● **Stored data**
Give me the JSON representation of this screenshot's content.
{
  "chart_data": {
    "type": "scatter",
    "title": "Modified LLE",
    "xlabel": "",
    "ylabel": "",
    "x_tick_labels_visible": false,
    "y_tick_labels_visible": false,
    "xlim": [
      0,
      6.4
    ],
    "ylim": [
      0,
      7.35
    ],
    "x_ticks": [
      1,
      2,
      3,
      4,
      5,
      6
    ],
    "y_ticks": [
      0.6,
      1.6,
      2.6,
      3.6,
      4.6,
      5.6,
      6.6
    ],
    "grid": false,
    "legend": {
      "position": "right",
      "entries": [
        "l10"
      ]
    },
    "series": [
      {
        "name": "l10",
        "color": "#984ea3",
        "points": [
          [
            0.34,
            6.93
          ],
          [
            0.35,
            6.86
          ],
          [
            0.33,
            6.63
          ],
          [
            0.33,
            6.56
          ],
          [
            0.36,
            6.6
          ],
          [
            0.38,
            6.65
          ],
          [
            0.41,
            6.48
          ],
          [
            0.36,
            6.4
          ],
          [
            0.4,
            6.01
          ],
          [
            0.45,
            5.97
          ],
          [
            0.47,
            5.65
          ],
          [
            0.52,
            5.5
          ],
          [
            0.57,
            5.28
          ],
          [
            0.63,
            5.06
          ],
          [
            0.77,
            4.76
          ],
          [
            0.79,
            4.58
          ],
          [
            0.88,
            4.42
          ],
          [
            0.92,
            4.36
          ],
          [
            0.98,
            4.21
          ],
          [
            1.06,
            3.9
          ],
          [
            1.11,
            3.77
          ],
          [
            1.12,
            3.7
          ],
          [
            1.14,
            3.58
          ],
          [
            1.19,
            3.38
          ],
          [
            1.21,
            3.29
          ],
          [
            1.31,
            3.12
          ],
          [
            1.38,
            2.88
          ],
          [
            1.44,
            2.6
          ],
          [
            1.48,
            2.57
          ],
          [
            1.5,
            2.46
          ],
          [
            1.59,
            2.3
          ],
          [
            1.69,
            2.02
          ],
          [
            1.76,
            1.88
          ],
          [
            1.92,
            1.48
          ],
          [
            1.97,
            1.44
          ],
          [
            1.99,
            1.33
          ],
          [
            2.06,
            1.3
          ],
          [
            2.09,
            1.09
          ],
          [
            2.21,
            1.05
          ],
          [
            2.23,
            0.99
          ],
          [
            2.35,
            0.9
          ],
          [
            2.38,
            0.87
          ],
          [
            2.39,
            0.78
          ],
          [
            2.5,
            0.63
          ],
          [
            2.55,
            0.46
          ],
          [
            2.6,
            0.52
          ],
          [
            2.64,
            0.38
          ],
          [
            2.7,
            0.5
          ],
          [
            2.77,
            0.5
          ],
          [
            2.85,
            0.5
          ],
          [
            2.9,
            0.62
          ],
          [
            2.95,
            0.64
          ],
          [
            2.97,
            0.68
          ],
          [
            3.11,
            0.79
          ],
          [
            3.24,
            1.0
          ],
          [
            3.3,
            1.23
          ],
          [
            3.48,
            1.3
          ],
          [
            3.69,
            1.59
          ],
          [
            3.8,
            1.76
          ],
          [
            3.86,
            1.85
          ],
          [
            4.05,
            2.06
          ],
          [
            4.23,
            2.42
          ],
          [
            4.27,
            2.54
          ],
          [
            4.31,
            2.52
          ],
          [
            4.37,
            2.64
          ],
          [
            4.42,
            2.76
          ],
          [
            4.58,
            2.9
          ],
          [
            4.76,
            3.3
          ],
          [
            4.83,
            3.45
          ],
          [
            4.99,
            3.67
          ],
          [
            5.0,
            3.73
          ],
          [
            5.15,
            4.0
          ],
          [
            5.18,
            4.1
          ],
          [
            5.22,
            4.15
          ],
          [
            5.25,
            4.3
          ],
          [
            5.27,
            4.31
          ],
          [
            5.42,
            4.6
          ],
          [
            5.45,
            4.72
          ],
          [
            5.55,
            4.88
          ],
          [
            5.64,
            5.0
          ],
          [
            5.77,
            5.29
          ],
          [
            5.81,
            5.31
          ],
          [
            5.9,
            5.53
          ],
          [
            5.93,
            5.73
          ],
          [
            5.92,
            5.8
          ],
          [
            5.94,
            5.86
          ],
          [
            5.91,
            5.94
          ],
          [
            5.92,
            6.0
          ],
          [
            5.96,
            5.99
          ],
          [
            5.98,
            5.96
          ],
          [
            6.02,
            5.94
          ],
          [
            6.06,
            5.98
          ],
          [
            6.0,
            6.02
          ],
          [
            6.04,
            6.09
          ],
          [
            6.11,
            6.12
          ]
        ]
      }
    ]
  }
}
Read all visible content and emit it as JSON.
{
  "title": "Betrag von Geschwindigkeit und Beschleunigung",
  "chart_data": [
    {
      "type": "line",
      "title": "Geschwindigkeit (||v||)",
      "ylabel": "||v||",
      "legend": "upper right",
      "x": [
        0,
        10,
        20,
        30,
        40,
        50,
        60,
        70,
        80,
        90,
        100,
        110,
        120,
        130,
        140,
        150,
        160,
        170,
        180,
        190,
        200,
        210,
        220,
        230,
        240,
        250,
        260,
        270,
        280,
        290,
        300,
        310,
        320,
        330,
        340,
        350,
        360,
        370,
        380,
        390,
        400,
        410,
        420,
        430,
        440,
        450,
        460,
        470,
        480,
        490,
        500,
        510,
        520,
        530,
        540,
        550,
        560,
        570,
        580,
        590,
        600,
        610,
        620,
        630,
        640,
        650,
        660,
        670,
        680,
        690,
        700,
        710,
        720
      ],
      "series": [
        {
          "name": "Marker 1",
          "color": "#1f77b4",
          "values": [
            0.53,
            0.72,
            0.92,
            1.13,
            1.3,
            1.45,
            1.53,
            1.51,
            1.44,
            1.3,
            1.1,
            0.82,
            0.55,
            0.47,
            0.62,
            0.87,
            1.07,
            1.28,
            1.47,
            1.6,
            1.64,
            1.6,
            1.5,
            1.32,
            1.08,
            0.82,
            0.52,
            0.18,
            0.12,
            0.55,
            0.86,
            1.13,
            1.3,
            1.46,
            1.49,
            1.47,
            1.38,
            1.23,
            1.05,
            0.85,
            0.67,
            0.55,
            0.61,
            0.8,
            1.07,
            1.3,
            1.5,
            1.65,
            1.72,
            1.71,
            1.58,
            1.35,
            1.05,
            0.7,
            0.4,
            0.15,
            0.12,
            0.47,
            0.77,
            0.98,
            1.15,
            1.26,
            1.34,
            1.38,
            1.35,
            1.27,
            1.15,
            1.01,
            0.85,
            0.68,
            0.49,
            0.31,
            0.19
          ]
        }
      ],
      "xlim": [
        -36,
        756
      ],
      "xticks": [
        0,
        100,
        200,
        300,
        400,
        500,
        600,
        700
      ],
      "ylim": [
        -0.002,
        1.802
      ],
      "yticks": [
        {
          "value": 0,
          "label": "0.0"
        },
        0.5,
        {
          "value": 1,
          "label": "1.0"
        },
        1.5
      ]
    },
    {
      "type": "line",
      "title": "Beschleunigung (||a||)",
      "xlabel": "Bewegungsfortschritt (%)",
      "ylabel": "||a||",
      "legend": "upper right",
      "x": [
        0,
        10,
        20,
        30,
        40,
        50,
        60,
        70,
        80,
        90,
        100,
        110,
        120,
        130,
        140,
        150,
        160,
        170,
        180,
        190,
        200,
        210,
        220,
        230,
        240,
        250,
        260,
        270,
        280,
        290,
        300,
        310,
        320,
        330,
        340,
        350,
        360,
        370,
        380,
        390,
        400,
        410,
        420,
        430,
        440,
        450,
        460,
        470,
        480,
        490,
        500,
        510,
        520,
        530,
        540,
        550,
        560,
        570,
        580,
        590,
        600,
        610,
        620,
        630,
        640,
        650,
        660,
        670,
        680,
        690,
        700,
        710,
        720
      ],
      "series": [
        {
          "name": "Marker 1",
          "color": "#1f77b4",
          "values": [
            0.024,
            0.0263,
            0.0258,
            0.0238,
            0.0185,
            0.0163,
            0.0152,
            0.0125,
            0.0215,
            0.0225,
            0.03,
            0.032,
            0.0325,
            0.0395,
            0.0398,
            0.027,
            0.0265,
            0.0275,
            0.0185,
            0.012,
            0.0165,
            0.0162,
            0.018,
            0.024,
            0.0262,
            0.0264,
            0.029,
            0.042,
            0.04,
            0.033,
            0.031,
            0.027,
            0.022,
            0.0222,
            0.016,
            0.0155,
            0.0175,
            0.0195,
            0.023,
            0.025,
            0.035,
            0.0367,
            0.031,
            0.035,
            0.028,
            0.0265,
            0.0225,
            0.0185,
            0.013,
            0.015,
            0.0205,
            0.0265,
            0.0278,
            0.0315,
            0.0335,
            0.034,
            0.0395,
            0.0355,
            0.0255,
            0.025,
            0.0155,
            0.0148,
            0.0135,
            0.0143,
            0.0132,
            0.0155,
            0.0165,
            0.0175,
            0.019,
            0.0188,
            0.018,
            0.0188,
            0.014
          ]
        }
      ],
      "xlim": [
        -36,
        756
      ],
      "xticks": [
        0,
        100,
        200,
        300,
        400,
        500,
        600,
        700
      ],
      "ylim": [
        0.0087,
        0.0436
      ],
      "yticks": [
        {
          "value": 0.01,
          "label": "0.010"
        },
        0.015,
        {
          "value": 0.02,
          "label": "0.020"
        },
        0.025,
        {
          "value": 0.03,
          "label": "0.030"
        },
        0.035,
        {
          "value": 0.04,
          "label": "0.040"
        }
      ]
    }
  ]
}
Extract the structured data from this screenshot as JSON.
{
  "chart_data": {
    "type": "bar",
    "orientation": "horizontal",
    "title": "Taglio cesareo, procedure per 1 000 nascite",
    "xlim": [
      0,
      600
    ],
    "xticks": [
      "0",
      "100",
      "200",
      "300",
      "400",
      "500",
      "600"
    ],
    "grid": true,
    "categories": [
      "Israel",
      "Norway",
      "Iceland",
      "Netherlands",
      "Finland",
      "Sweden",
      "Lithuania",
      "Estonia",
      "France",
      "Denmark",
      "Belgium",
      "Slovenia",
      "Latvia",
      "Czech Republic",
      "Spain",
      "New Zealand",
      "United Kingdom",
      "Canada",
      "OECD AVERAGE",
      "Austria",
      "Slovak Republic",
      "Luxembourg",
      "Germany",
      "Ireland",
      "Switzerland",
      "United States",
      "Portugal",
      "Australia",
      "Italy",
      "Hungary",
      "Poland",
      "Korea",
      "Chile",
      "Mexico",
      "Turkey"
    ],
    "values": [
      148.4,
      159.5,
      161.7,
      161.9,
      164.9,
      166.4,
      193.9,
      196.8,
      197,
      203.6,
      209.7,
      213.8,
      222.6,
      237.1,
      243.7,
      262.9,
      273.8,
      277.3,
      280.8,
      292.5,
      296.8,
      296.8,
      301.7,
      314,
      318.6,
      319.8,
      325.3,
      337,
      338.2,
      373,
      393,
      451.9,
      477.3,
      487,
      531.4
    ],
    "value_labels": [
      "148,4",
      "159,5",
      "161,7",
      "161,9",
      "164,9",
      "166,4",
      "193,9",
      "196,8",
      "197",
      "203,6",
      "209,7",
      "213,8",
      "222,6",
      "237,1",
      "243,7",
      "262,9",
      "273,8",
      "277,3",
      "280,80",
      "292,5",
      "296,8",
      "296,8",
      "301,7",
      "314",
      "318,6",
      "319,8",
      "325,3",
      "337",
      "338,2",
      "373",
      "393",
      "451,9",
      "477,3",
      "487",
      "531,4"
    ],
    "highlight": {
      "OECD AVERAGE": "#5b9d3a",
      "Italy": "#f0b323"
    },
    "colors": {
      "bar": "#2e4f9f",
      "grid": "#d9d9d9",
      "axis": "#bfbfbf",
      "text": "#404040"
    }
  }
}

● **Short exercise**
Sift the material for lines with the string "title". Copy each one found.

● **Full answer**
    "title": "Modified LLE",
  "title": "Betrag von Geschwindigkeit und Beschleunigung",
      "title": "Geschwindigkeit (||v||)",
      "title": "Beschleunigung (||a||)",
    "title": "Taglio cesareo, procedure per 1 000 nascite",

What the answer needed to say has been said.